> To do
Copy each line of the data below with the word "Average".

> Dataset records
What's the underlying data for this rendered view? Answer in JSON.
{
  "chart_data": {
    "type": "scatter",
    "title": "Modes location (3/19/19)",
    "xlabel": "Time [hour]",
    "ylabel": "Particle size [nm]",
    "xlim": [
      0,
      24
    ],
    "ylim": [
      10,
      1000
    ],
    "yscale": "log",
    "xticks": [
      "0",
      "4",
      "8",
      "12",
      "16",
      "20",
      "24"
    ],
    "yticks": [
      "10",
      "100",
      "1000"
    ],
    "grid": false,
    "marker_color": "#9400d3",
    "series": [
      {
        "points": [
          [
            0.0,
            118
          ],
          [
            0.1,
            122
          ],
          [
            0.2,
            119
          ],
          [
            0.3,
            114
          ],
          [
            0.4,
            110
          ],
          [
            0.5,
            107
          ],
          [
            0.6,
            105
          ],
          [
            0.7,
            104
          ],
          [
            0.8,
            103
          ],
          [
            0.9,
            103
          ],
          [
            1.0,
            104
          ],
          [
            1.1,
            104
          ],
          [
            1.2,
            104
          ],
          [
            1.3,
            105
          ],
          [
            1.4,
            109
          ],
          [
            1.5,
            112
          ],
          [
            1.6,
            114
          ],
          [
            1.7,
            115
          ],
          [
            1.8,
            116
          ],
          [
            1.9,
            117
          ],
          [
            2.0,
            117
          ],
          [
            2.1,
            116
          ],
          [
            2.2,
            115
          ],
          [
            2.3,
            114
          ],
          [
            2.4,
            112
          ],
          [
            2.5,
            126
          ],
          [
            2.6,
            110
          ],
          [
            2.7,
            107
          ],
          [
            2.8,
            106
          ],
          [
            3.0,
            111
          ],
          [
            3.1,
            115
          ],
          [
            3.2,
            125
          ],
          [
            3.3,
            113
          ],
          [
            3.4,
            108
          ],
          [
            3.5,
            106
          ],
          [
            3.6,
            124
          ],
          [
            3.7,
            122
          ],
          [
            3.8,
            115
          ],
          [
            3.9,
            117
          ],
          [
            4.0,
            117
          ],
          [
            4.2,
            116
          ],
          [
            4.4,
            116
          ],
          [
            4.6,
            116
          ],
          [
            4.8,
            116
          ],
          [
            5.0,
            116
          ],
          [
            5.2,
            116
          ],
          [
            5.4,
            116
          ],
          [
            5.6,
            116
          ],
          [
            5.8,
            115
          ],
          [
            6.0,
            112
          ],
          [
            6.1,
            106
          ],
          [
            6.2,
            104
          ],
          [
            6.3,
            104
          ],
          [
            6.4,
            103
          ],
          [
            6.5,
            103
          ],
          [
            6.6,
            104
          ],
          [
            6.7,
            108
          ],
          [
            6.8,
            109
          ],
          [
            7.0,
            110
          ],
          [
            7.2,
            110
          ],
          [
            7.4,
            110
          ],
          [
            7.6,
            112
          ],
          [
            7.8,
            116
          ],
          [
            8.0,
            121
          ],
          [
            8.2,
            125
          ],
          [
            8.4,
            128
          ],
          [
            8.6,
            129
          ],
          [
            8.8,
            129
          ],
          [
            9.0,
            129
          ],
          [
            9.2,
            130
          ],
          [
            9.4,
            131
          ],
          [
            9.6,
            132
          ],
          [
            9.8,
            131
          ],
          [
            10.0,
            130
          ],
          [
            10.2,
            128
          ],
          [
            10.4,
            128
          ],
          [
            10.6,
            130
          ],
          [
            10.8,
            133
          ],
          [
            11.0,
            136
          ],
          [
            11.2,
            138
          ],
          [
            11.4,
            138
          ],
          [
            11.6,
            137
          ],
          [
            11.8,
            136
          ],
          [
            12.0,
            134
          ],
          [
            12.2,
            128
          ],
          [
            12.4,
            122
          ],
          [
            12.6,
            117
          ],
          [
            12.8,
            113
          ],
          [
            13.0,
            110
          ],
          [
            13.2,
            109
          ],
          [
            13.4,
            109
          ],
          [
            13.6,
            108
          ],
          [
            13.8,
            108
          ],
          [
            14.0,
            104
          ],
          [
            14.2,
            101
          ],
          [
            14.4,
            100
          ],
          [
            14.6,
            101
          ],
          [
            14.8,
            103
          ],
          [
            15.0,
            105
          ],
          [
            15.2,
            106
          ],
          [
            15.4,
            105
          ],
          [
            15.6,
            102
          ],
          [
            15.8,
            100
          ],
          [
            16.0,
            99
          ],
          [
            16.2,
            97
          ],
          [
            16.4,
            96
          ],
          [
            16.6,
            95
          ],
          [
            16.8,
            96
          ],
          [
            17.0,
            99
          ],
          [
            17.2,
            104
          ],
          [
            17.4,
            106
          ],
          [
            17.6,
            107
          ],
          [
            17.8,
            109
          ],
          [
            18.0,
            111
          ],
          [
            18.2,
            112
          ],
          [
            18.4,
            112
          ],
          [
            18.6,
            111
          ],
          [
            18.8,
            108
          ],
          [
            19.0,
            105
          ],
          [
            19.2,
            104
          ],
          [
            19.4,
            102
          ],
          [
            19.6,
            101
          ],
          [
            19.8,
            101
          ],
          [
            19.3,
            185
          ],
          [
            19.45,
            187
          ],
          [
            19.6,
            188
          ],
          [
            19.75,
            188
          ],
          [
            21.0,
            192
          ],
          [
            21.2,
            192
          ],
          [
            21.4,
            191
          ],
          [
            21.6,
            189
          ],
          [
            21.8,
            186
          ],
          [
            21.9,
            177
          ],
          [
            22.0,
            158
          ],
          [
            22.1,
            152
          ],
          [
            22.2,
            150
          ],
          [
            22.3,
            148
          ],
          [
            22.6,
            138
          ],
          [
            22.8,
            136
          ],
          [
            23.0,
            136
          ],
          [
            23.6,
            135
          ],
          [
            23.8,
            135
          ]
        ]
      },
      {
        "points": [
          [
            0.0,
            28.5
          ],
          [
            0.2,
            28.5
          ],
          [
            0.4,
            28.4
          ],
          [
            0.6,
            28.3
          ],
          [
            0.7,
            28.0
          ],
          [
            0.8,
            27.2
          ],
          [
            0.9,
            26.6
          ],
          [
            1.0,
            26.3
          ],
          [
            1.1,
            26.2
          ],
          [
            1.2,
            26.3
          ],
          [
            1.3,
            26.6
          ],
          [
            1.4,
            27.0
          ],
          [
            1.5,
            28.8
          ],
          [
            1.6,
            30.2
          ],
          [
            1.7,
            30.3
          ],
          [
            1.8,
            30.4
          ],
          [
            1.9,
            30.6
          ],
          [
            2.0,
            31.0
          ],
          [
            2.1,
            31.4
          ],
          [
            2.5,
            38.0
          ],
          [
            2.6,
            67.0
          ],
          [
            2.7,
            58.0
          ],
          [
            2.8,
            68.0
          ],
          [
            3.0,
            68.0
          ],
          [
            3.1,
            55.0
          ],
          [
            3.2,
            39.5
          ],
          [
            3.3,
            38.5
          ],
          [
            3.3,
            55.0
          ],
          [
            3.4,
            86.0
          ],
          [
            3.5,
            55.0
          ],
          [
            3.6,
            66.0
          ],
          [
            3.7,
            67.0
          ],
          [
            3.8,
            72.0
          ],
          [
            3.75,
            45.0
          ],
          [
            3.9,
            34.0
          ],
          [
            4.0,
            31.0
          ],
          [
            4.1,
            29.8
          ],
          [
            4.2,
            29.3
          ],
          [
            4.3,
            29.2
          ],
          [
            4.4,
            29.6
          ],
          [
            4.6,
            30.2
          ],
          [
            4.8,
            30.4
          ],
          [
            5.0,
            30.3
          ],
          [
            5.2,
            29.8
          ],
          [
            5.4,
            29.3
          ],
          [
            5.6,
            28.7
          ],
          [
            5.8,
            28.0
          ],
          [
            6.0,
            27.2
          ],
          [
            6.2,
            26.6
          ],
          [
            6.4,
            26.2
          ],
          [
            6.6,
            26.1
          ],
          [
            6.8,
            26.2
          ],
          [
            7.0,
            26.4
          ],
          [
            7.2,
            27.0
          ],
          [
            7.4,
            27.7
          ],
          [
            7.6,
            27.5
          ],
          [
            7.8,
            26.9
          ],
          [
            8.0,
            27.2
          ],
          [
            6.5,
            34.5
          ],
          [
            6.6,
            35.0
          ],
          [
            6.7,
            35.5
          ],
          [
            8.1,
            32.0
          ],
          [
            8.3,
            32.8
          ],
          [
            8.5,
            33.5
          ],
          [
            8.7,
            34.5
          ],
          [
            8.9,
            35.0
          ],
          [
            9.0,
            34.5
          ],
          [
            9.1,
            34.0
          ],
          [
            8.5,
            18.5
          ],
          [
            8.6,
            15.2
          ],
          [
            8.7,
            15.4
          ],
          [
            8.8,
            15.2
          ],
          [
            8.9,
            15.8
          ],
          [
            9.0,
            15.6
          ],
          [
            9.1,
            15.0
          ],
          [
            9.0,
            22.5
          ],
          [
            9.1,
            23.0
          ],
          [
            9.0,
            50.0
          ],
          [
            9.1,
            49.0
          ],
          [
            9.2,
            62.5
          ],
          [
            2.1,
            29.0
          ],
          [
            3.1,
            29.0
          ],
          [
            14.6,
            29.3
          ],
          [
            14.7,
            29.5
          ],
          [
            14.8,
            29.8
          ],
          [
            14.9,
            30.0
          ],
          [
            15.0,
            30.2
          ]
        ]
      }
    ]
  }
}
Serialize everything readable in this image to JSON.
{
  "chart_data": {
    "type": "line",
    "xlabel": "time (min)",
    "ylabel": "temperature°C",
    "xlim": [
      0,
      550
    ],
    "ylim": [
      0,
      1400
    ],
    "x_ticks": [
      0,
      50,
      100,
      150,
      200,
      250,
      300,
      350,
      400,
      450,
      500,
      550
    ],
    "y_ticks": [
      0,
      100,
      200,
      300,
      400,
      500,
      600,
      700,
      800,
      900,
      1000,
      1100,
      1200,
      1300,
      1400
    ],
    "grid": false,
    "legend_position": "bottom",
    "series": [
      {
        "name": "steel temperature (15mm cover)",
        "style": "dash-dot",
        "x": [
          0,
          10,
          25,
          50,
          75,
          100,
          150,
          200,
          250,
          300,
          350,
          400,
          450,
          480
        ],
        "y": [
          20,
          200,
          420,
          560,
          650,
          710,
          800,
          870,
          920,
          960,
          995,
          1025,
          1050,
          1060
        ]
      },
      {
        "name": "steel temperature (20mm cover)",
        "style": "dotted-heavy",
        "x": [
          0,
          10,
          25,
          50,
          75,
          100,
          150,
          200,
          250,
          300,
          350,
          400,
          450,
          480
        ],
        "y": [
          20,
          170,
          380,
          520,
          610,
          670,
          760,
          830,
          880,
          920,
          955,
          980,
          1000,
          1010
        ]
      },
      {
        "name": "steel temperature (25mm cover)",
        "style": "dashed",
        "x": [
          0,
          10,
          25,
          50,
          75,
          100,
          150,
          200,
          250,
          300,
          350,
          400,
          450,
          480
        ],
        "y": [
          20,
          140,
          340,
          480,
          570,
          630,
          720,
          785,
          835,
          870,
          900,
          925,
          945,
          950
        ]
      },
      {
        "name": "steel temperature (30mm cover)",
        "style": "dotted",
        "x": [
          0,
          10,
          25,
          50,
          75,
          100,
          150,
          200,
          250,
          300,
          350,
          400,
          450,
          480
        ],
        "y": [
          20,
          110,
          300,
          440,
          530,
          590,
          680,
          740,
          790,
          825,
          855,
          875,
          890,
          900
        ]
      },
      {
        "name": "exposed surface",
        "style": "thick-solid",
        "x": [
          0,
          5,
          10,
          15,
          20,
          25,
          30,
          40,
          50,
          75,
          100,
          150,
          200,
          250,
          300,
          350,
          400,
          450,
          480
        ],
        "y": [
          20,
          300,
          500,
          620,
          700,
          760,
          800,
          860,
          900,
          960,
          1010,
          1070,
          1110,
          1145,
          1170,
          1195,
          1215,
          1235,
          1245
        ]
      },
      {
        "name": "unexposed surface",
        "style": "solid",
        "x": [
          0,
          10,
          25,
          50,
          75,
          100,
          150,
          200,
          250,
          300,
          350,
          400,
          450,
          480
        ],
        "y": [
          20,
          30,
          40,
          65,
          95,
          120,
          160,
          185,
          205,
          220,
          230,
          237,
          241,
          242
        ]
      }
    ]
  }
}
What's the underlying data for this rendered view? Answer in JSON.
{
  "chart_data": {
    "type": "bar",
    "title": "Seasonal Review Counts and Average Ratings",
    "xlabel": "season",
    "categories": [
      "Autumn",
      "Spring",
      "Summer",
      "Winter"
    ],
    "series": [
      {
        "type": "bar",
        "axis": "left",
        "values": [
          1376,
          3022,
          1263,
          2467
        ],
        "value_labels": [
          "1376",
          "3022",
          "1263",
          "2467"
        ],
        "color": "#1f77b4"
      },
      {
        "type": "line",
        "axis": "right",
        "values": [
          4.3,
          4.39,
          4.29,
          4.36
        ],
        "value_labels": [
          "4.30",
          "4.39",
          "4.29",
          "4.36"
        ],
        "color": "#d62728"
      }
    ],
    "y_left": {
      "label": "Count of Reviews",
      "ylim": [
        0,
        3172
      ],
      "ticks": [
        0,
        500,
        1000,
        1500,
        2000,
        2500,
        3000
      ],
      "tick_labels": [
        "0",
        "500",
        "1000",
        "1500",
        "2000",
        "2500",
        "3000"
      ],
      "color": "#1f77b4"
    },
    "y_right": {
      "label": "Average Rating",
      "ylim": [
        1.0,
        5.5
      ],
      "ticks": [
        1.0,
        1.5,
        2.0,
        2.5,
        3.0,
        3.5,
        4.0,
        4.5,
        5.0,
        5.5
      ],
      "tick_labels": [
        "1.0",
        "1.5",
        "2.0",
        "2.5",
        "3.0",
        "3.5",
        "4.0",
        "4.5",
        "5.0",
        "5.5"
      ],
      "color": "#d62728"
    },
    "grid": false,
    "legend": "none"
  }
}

> Response
    "title": "Seasonal Review Counts and Average Ratings",
      "label": "Average Rating",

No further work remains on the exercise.